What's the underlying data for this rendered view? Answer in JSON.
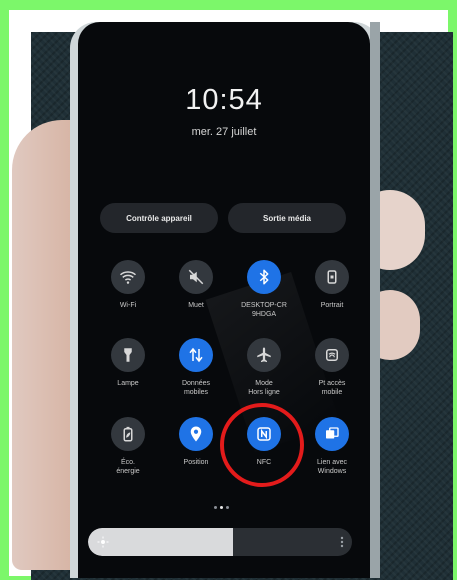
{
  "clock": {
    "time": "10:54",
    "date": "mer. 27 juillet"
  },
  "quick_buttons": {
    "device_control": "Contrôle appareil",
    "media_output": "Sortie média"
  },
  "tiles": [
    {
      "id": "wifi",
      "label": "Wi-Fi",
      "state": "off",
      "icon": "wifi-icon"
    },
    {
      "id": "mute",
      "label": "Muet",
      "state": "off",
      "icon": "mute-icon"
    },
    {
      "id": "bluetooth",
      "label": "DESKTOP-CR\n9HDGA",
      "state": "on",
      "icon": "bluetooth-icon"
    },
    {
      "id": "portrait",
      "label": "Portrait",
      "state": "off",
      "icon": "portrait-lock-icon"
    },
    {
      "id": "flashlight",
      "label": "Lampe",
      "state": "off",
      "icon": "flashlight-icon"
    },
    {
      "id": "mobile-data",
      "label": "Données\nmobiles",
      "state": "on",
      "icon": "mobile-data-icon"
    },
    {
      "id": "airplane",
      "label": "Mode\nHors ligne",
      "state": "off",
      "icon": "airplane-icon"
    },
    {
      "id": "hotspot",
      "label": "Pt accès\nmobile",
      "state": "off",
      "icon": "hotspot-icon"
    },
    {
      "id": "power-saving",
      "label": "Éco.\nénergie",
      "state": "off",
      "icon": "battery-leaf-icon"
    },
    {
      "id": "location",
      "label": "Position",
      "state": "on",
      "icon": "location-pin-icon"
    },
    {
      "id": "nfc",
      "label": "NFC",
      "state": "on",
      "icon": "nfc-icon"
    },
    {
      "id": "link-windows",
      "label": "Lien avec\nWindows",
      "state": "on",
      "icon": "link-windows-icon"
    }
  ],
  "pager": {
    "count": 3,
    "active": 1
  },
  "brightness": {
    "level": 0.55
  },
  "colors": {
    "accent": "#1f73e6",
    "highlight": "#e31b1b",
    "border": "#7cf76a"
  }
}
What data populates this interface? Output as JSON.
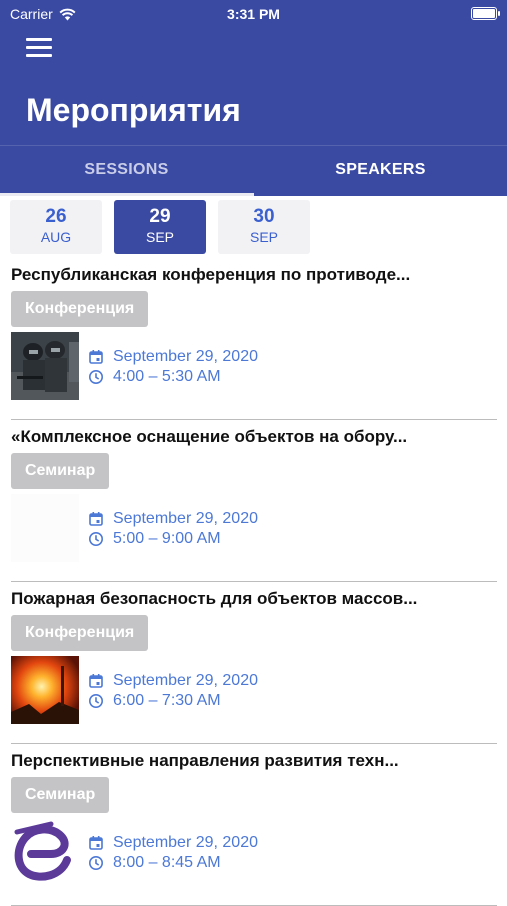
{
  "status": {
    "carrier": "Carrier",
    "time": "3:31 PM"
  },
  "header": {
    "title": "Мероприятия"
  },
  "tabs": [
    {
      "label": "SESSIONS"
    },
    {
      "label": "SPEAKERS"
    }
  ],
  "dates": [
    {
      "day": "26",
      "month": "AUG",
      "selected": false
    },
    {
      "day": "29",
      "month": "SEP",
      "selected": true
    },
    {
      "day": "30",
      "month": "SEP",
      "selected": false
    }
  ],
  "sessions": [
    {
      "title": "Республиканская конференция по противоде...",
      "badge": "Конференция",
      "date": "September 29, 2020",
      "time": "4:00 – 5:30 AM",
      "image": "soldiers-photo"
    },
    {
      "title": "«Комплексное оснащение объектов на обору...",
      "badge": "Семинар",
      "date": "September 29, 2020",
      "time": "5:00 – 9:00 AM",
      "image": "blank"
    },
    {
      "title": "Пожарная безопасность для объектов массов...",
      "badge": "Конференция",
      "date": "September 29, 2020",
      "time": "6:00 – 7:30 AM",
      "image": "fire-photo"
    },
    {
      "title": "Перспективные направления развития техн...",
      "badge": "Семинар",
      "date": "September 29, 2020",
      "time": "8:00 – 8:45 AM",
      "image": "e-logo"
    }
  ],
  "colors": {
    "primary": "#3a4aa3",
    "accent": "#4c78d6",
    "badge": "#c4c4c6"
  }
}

* [WHAT YOU SHOULD DO] Reproduce all of the material exactly, apart from the pictures.

* [THE COMPLETED TASK]
What's the underlying data for this rendered view? Answer in JSON.
{
  "clock": {
    "time": "10:54",
    "date": "mer. 27 juillet"
  },
  "quick_buttons": {
    "device_control": "Contrôle appareil",
    "media_output": "Sortie média"
  },
  "tiles": [
    {
      "id": "wifi",
      "label": "Wi-Fi",
      "state": "off",
      "icon": "wifi-icon"
    },
    {
      "id": "mute",
      "label": "Muet",
      "state": "off",
      "icon": "mute-icon"
    },
    {
      "id": "bluetooth",
      "label": "DESKTOP-CR\n9HDGA",
      "state": "on",
      "icon": "bluetooth-icon"
    },
    {
      "id": "portrait",
      "label": "Portrait",
      "state": "off",
      "icon": "portrait-lock-icon"
    },
    {
      "id": "flashlight",
      "label": "Lampe",
      "state": "off",
      "icon": "flashlight-icon"
    },
    {
      "id": "mobile-data",
      "label": "Données\nmobiles",
      "state": "on",
      "icon": "mobile-data-icon"
    },
    {
      "id": "airplane",
      "label": "Mode\nHors ligne",
      "state": "off",
      "icon": "airplane-icon"
    },
    {
      "id": "hotspot",
      "label": "Pt accès\nmobile",
      "state": "off",
      "icon": "hotspot-icon"
    },
    {
      "id": "power-saving",
      "label": "Éco.\nénergie",
      "state": "off",
      "icon": "battery-leaf-icon"
    },
    {
      "id": "location",
      "label": "Position",
      "state": "on",
      "icon": "location-pin-icon"
    },
    {
      "id": "nfc",
      "label": "NFC",
      "state": "on",
      "icon": "nfc-icon"
    },
    {
      "id": "link-windows",
      "label": "Lien avec\nWindows",
      "state": "on",
      "icon": "link-windows-icon"
    }
  ],
  "pager": {
    "count": 3,
    "active": 1
  },
  "brightness": {
    "level": 0.55
  },
  "colors": {
    "accent": "#1f73e6",
    "highlight": "#e31b1b",
    "border": "#7cf76a"
  }
}
What data populates this interface? Output as JSON.
{
  "status": {
    "carrier": "Carrier",
    "time": "3:31 PM"
  },
  "header": {
    "title": "Мероприятия"
  },
  "tabs": [
    {
      "label": "SESSIONS"
    },
    {
      "label": "SPEAKERS"
    }
  ],
  "dates": [
    {
      "day": "26",
      "month": "AUG",
      "selected": false
    },
    {
      "day": "29",
      "month": "SEP",
      "selected": true
    },
    {
      "day": "30",
      "month": "SEP",
      "selected": false
    }
  ],
  "sessions": [
    {
      "title": "Республиканская конференция по противоде...",
      "badge": "Конференция",
      "date": "September 29, 2020",
      "time": "4:00 – 5:30 AM",
      "image": "soldiers-photo"
    },
    {
      "title": "«Комплексное оснащение объектов на обору...",
      "badge": "Семинар",
      "date": "September 29, 2020",
      "time": "5:00 – 9:00 AM",
      "image": "blank"
    },
    {
      "title": "Пожарная безопасность для объектов массов...",
      "badge": "Конференция",
      "date": "September 29, 2020",
      "time": "6:00 – 7:30 AM",
      "image": "fire-photo"
    },
    {
      "title": "Перспективные направления развития техн...",
      "badge": "Семинар",
      "date": "September 29, 2020",
      "time": "8:00 – 8:45 AM",
      "image": "e-logo"
    }
  ],
  "colors": {
    "primary": "#3a4aa3",
    "accent": "#4c78d6",
    "badge": "#c4c4c6"
  }
}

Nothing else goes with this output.